◆ **Exercise details**
Narrow the data below down to the lines containing "Исключение".

++++ Stored rows

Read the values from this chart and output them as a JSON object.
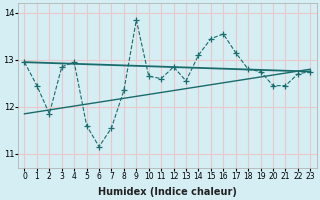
{
  "xlabel": "Humidex (Indice chaleur)",
  "bg_color": "#d4eef4",
  "grid_color": "#e8c8c8",
  "line_color": "#1a6b6b",
  "xlim": [
    -0.5,
    23.5
  ],
  "ylim": [
    10.7,
    14.2
  ],
  "yticks": [
    11,
    12,
    13,
    14
  ],
  "xticks": [
    0,
    1,
    2,
    3,
    4,
    5,
    6,
    7,
    8,
    9,
    10,
    11,
    12,
    13,
    14,
    15,
    16,
    17,
    18,
    19,
    20,
    21,
    22,
    23
  ],
  "line1_x": [
    0,
    1,
    2,
    3,
    4,
    5,
    6,
    7,
    8,
    9,
    10,
    11,
    12,
    13,
    14,
    15,
    16,
    17,
    18,
    19,
    20,
    21,
    22,
    23
  ],
  "line1_y": [
    12.95,
    12.45,
    11.85,
    12.85,
    12.95,
    11.6,
    11.15,
    11.55,
    12.35,
    13.85,
    12.65,
    12.6,
    12.85,
    12.55,
    13.1,
    13.45,
    13.55,
    13.15,
    12.8,
    12.75,
    12.45,
    12.45,
    12.7,
    12.75
  ],
  "line2_x": [
    0,
    23
  ],
  "line2_y": [
    12.95,
    12.75
  ],
  "line3_x": [
    0,
    23
  ],
  "line3_y": [
    11.85,
    12.8
  ]
}
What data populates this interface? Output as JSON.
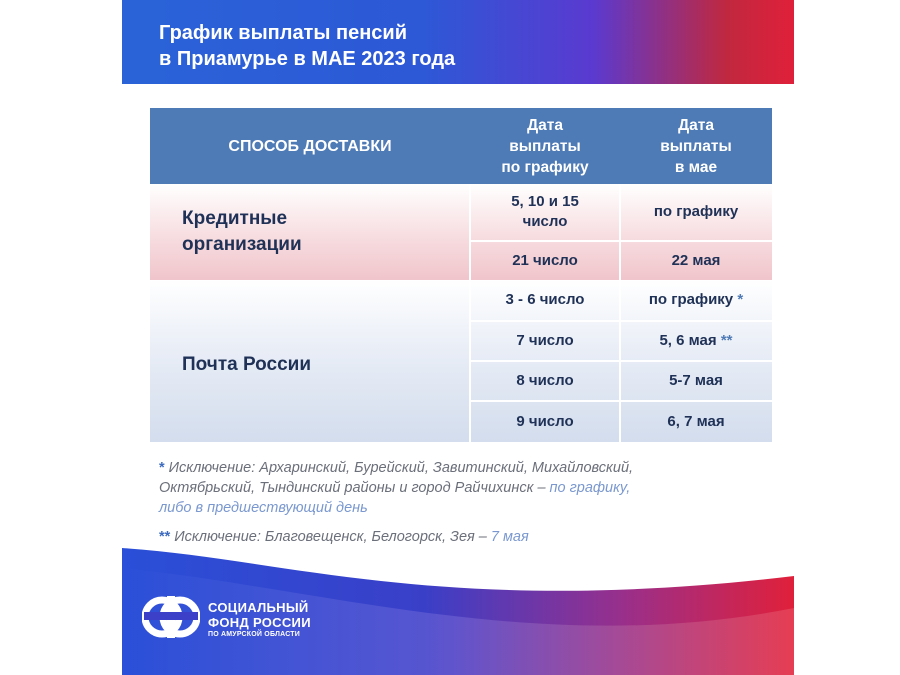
{
  "header": {
    "title_line1": "График выплаты пенсий",
    "title_line2": "в Приамурье в МАЕ 2023 года"
  },
  "table": {
    "col_delivery": "СПОСОБ ДОСТАВКИ",
    "col_schedule": [
      "Дата",
      "выплаты",
      "по графику"
    ],
    "col_may": [
      "Дата",
      "выплаты",
      "в мае"
    ],
    "credit": {
      "label": [
        "Кредитные",
        "организации"
      ],
      "rows": [
        {
          "schedule": [
            "5, 10 и 15",
            "число"
          ],
          "may": "по графику"
        },
        {
          "schedule": [
            "21 число"
          ],
          "may": "22 мая"
        }
      ]
    },
    "post": {
      "label": "Почта России",
      "rows": [
        {
          "schedule": "3 - 6 число",
          "may": "по графику",
          "mark": "*"
        },
        {
          "schedule": "7 число",
          "may": "5, 6 мая",
          "mark": "**"
        },
        {
          "schedule": "8 число",
          "may": "5-7 мая",
          "mark": ""
        },
        {
          "schedule": "9 число",
          "may": "6, 7 мая",
          "mark": ""
        }
      ]
    }
  },
  "notes": {
    "note1_mark": "*",
    "note1_line1": "Исключение: Архаринский, Бурейский, Завитинский, Михайловский,",
    "note1_line2": "Октябрьский, Тындинский районы и город Райчихинск –",
    "note1_accent1": "по графику,",
    "note1_line3": "либо в предшествующий день",
    "note2_mark": "**",
    "note2_text": "Исключение: Благовещенск, Белогорск, Зея –",
    "note2_accent": "7 мая"
  },
  "footer": {
    "logo_line1": "СОЦИАЛЬНЫЙ",
    "logo_line2": "ФОНД РОССИИ",
    "logo_line3": "ПО АМУРСКОЙ ОБЛАСТИ",
    "logo_icon": "sfr-logo-icon"
  },
  "colors": {
    "header_blue": "#2a63d8",
    "header_red": "#e0203a",
    "table_header": "#4e7ab5",
    "text_dark": "#1f3156"
  }
}
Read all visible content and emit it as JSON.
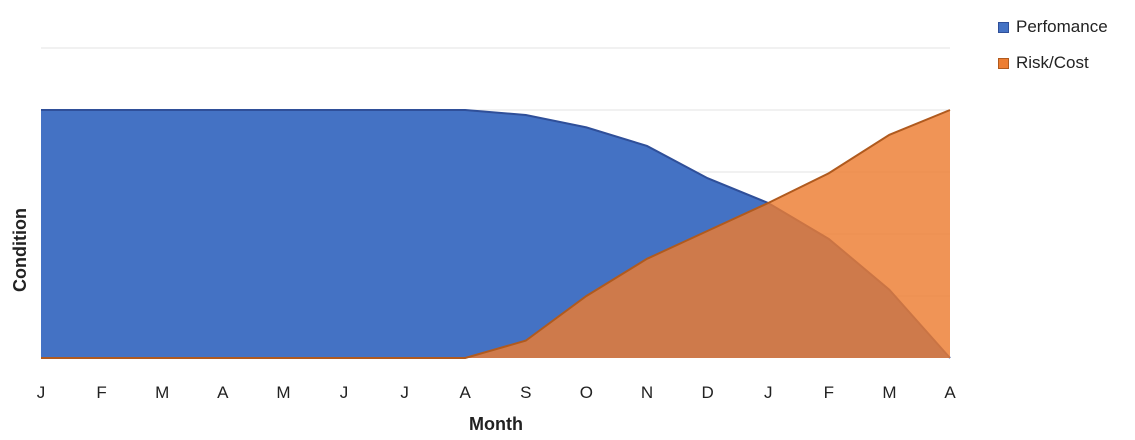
{
  "chart_data": {
    "type": "area",
    "xlabel": "Month",
    "ylabel": "Condition",
    "categories": [
      "J",
      "F",
      "M",
      "A",
      "M",
      "J",
      "J",
      "A",
      "S",
      "O",
      "N",
      "D",
      "J",
      "F",
      "M",
      "A"
    ],
    "ylim": [
      0,
      5
    ],
    "grid": true,
    "legend_position": "top-right",
    "series": [
      {
        "name": "Perfomance",
        "color": "#4472C4",
        "values": [
          4,
          4,
          4,
          4,
          4,
          4,
          4,
          4,
          3.92,
          3.72,
          3.42,
          2.9,
          2.5,
          1.92,
          1.1,
          0
        ]
      },
      {
        "name": "Risk/Cost",
        "color": "#ED7D31",
        "values": [
          0,
          0,
          0,
          0,
          0,
          0,
          0,
          0,
          0.28,
          1.0,
          1.6,
          2.05,
          2.5,
          2.98,
          3.6,
          4
        ]
      }
    ]
  }
}
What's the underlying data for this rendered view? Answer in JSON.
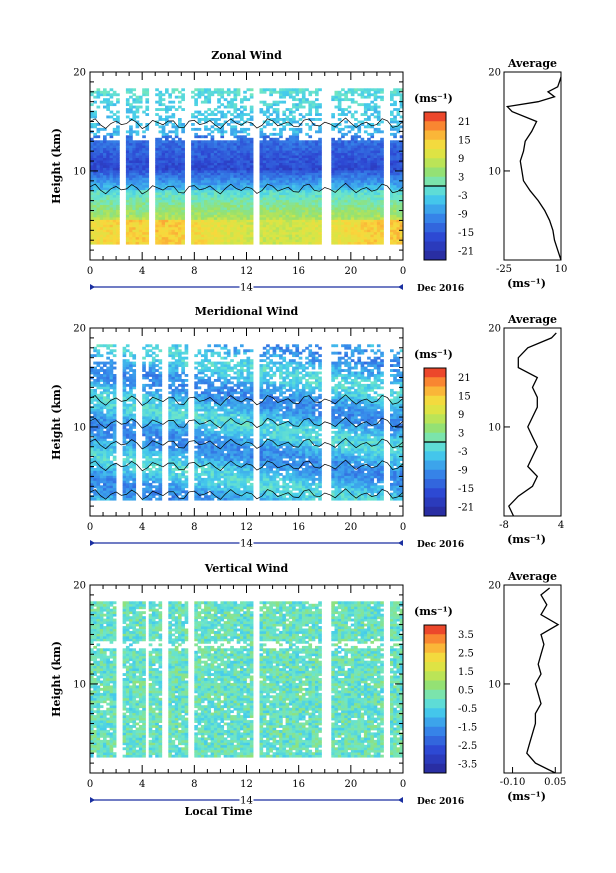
{
  "chart_data": [
    {
      "type": "heatmap",
      "title": "Zonal Wind",
      "ylabel": "Height (km)",
      "yticks": [
        "10",
        "20"
      ],
      "ylim": [
        1,
        20
      ],
      "xticks": [
        "0",
        "4",
        "8",
        "12",
        "16",
        "20",
        "0"
      ],
      "day_label": "14",
      "date_label": "Dec 2016",
      "xlabel": "",
      "colorbar": {
        "unit": "(ms⁻¹)",
        "ticks": [
          "21",
          "15",
          "9",
          "3",
          "-3",
          "-9",
          "-15",
          "-21"
        ],
        "range": [
          -24,
          24
        ],
        "zero_contour": 0
      },
      "profile": {
        "title": "Average",
        "xticks": [
          "-25",
          "10"
        ],
        "xunit": "(ms⁻¹)",
        "xlim": [
          -25,
          10
        ],
        "yticks": [
          "10",
          "20"
        ],
        "heights": [
          1,
          2,
          3,
          4,
          5,
          6,
          7,
          8,
          9,
          10,
          11,
          12,
          13,
          14,
          15,
          16,
          16.5,
          17,
          17.5,
          18,
          18.5,
          19,
          19.5
        ],
        "values": [
          10,
          8,
          6,
          5,
          3,
          0,
          -4,
          -9,
          -13,
          -14,
          -15,
          -13,
          -12,
          -8,
          -5,
          -20,
          -23,
          -4,
          6,
          2,
          8,
          9,
          10
        ]
      },
      "gaps_hours": [
        [
          2.2,
          2.7
        ],
        [
          4.4,
          5.0
        ],
        [
          7.2,
          7.7
        ],
        [
          12.4,
          12.9
        ],
        [
          17.7,
          18.4
        ],
        [
          22.5,
          23.0
        ]
      ]
    },
    {
      "type": "heatmap",
      "title": "Meridional Wind",
      "ylabel": "Height (km)",
      "yticks": [
        "10",
        "20"
      ],
      "ylim": [
        1,
        20
      ],
      "xticks": [
        "0",
        "4",
        "8",
        "12",
        "16",
        "20",
        "0"
      ],
      "day_label": "14",
      "date_label": "Dec 2016",
      "xlabel": "",
      "colorbar": {
        "unit": "(ms⁻¹)",
        "ticks": [
          "21",
          "15",
          "9",
          "3",
          "-3",
          "-9",
          "-15",
          "-21"
        ],
        "range": [
          -24,
          24
        ],
        "zero_contour": 0
      },
      "profile": {
        "title": "Average",
        "xticks": [
          "-8",
          "4"
        ],
        "xunit": "(ms⁻¹)",
        "xlim": [
          -8,
          4
        ],
        "yticks": [
          "10",
          "20"
        ],
        "heights": [
          1,
          2,
          3,
          4,
          5,
          6,
          7,
          8,
          9,
          10,
          11,
          12,
          13,
          14,
          15,
          16,
          17,
          18,
          19,
          19.5
        ],
        "values": [
          -6,
          -7,
          -5,
          -2,
          -1,
          -3,
          -2,
          -1,
          -2,
          -3,
          -2,
          -1,
          -1,
          -2,
          -1,
          -5,
          -5,
          -3,
          2,
          3
        ]
      },
      "gaps_hours": [
        [
          2.0,
          2.4
        ],
        [
          3.4,
          3.8
        ],
        [
          5.3,
          5.8
        ],
        [
          7.3,
          7.8
        ],
        [
          12.4,
          12.9
        ],
        [
          17.7,
          18.4
        ],
        [
          22.5,
          23.0
        ]
      ]
    },
    {
      "type": "heatmap",
      "title": "Vertical Wind",
      "ylabel": "Height (km)",
      "yticks": [
        "10",
        "20"
      ],
      "ylim": [
        1,
        20
      ],
      "xticks": [
        "0",
        "4",
        "8",
        "12",
        "16",
        "20",
        "0"
      ],
      "day_label": "14",
      "date_label": "Dec 2016",
      "xlabel": "Local Time",
      "colorbar": {
        "unit": "(ms⁻¹)",
        "ticks": [
          "3.5",
          "2.5",
          "1.5",
          "0.5",
          "-0.5",
          "-1.5",
          "-2.5",
          "-3.5"
        ],
        "range": [
          -4,
          4
        ],
        "zero_contour": null
      },
      "profile": {
        "title": "Average",
        "xticks": [
          "-0.10",
          "0.05"
        ],
        "xunit": "(ms⁻¹)",
        "xlim": [
          -0.13,
          0.07
        ],
        "yticks": [
          "10",
          "20"
        ],
        "heights": [
          1,
          2,
          3,
          4,
          5,
          6,
          7,
          8,
          9,
          10,
          11,
          12,
          13,
          14,
          15,
          16,
          17,
          18,
          19,
          19.7
        ],
        "values": [
          0.05,
          -0.02,
          -0.05,
          -0.04,
          -0.03,
          -0.02,
          -0.02,
          0.0,
          -0.01,
          -0.02,
          0.0,
          -0.01,
          0.0,
          0.01,
          0.0,
          0.06,
          0.0,
          0.02,
          0.0,
          0.03
        ]
      },
      "gaps_hours": [
        [
          2.0,
          2.4
        ],
        [
          4.1,
          4.5
        ],
        [
          5.5,
          6.0
        ],
        [
          7.4,
          7.8
        ],
        [
          12.4,
          12.9
        ],
        [
          17.7,
          18.4
        ],
        [
          22.5,
          23.0
        ]
      ]
    }
  ]
}
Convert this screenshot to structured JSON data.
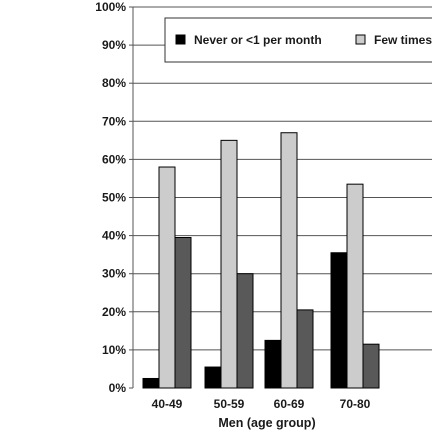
{
  "chart_data": {
    "type": "bar",
    "categories": [
      "40-49",
      "50-59",
      "60-69",
      "70-80"
    ],
    "series": [
      {
        "name": "Never or <1 per month",
        "values": [
          2.5,
          5.5,
          12.5,
          35.5
        ],
        "color": "#000000"
      },
      {
        "name": "Few times",
        "values": [
          58,
          65,
          67,
          53.5
        ],
        "color": "#cccccc"
      },
      {
        "name": "",
        "values": [
          39.5,
          30,
          20.5,
          11.5
        ],
        "color": "#595959"
      }
    ],
    "yticks": [
      "0%",
      "10%",
      "20%",
      "30%",
      "40%",
      "50%",
      "60%",
      "70%",
      "80%",
      "90%",
      "100%"
    ],
    "ylim": [
      0,
      100
    ],
    "xlabel": "Men (age group)",
    "ylabel": "",
    "title": "",
    "grid": true,
    "legend_position": "top"
  }
}
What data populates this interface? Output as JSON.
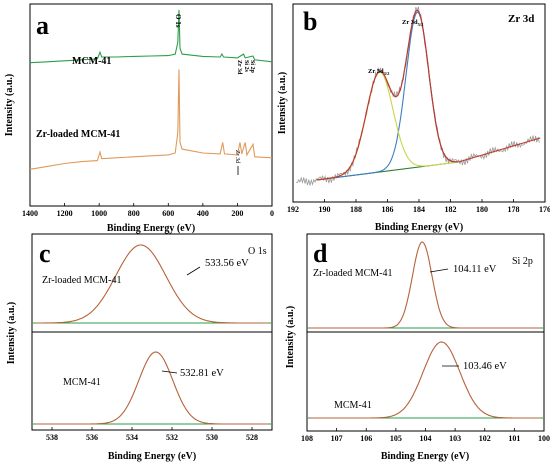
{
  "chart_data": [
    {
      "panel": "a",
      "type": "line",
      "title": "",
      "xlabel": "Binding Energy (eV)",
      "ylabel": "Intensity (a.u.)",
      "xlim": [
        1400,
        0
      ],
      "x_reversed": true,
      "xticks": [
        "1400",
        "1200",
        "1000",
        "800",
        "600",
        "400",
        "200",
        "0"
      ],
      "series": [
        {
          "name": "MCM-41",
          "color": "#2e9e4a",
          "points": [
            [
              1400,
              0.715
            ],
            [
              1300,
              0.72
            ],
            [
              1200,
              0.725
            ],
            [
              1100,
              0.73
            ],
            [
              1010,
              0.735
            ],
            [
              995,
              0.77
            ],
            [
              985,
              0.745
            ],
            [
              900,
              0.745
            ],
            [
              800,
              0.748
            ],
            [
              700,
              0.75
            ],
            [
              600,
              0.752
            ],
            [
              560,
              0.76
            ],
            [
              545,
              0.82
            ],
            [
              538,
              0.99
            ],
            [
              532,
              0.79
            ],
            [
              520,
              0.76
            ],
            [
              400,
              0.748
            ],
            [
              300,
              0.745
            ],
            [
              290,
              0.76
            ],
            [
              280,
              0.745
            ],
            [
              200,
              0.74
            ],
            [
              165,
              0.76
            ],
            [
              155,
              0.74
            ],
            [
              110,
              0.75
            ],
            [
              100,
              0.73
            ],
            [
              0,
              0.72
            ]
          ]
        },
        {
          "name": "Zr-loaded MCM-41",
          "color": "#e09a5a",
          "points": [
            [
              1400,
              0.16
            ],
            [
              1300,
              0.175
            ],
            [
              1200,
              0.19
            ],
            [
              1100,
              0.2
            ],
            [
              1010,
              0.205
            ],
            [
              995,
              0.25
            ],
            [
              985,
              0.215
            ],
            [
              900,
              0.22
            ],
            [
              800,
              0.225
            ],
            [
              700,
              0.23
            ],
            [
              600,
              0.235
            ],
            [
              560,
              0.245
            ],
            [
              545,
              0.35
            ],
            [
              538,
              0.68
            ],
            [
              532,
              0.3
            ],
            [
              520,
              0.265
            ],
            [
              400,
              0.245
            ],
            [
              300,
              0.24
            ],
            [
              285,
              0.3
            ],
            [
              275,
              0.24
            ],
            [
              200,
              0.235
            ],
            [
              185,
              0.3
            ],
            [
              175,
              0.24
            ],
            [
              155,
              0.3
            ],
            [
              145,
              0.235
            ],
            [
              110,
              0.29
            ],
            [
              100,
              0.225
            ],
            [
              0,
              0.22
            ]
          ]
        }
      ],
      "annotations": [
        "O 1s",
        "Zr 3d",
        "Si 2s",
        "Si 2p",
        "Zr 3d"
      ],
      "panel_label": "a"
    },
    {
      "panel": "b",
      "type": "line",
      "title": "Zr 3d",
      "xlabel": "Binding Energy (eV)",
      "ylabel": "Intensity (a.u.)",
      "xlim": [
        192,
        176
      ],
      "x_reversed": true,
      "xticks": [
        "192",
        "190",
        "188",
        "186",
        "184",
        "182",
        "180",
        "178",
        "176"
      ],
      "peaks": [
        {
          "label": "Zr 3d5/2",
          "label_main": "Zr 3d",
          "label_sub": "5/2",
          "center": 184.1,
          "color": "#3a7fc4"
        },
        {
          "label": "Zr 3d3/2",
          "label_main": "Zr 3d",
          "label_sub": "3/2",
          "center": 186.5,
          "color": "#c9d64a"
        }
      ],
      "panel_label": "b"
    },
    {
      "panel": "c",
      "type": "line",
      "title": "O 1s",
      "xlabel": "Binding Energy (eV)",
      "ylabel": "Intensity (a.u.)",
      "xlim": [
        539,
        527
      ],
      "x_reversed": true,
      "xticks": [
        "538",
        "536",
        "534",
        "532",
        "530",
        "528"
      ],
      "series": [
        {
          "name": "Zr-loaded MCM-41",
          "peak_label": "533.56 eV",
          "center": 533.56
        },
        {
          "name": "MCM-41",
          "peak_label": "532.81 eV",
          "center": 532.81
        }
      ],
      "panel_label": "c"
    },
    {
      "panel": "d",
      "type": "line",
      "title": "Si 2p",
      "xlabel": "Binding Energy (eV)",
      "ylabel": "Intensity (a.u.)",
      "xlim": [
        108,
        100
      ],
      "x_reversed": true,
      "xticks": [
        "108",
        "107",
        "106",
        "105",
        "104",
        "103",
        "102",
        "101",
        "100"
      ],
      "series": [
        {
          "name": "Zr-loaded MCM-41",
          "peak_label": "104.11 eV",
          "center": 104.11
        },
        {
          "name": "MCM-41",
          "peak_label": "103.46 eV",
          "center": 103.46
        }
      ],
      "panel_label": "d"
    }
  ]
}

++++++++

◆ **Answer for this exercise**
    "note1_line1": "Исключение: Архаринский, Бурейский, Завитинский, Михайловский,",
    "note2_text": "Исключение: Благовещенск, Белогорск, Зея –",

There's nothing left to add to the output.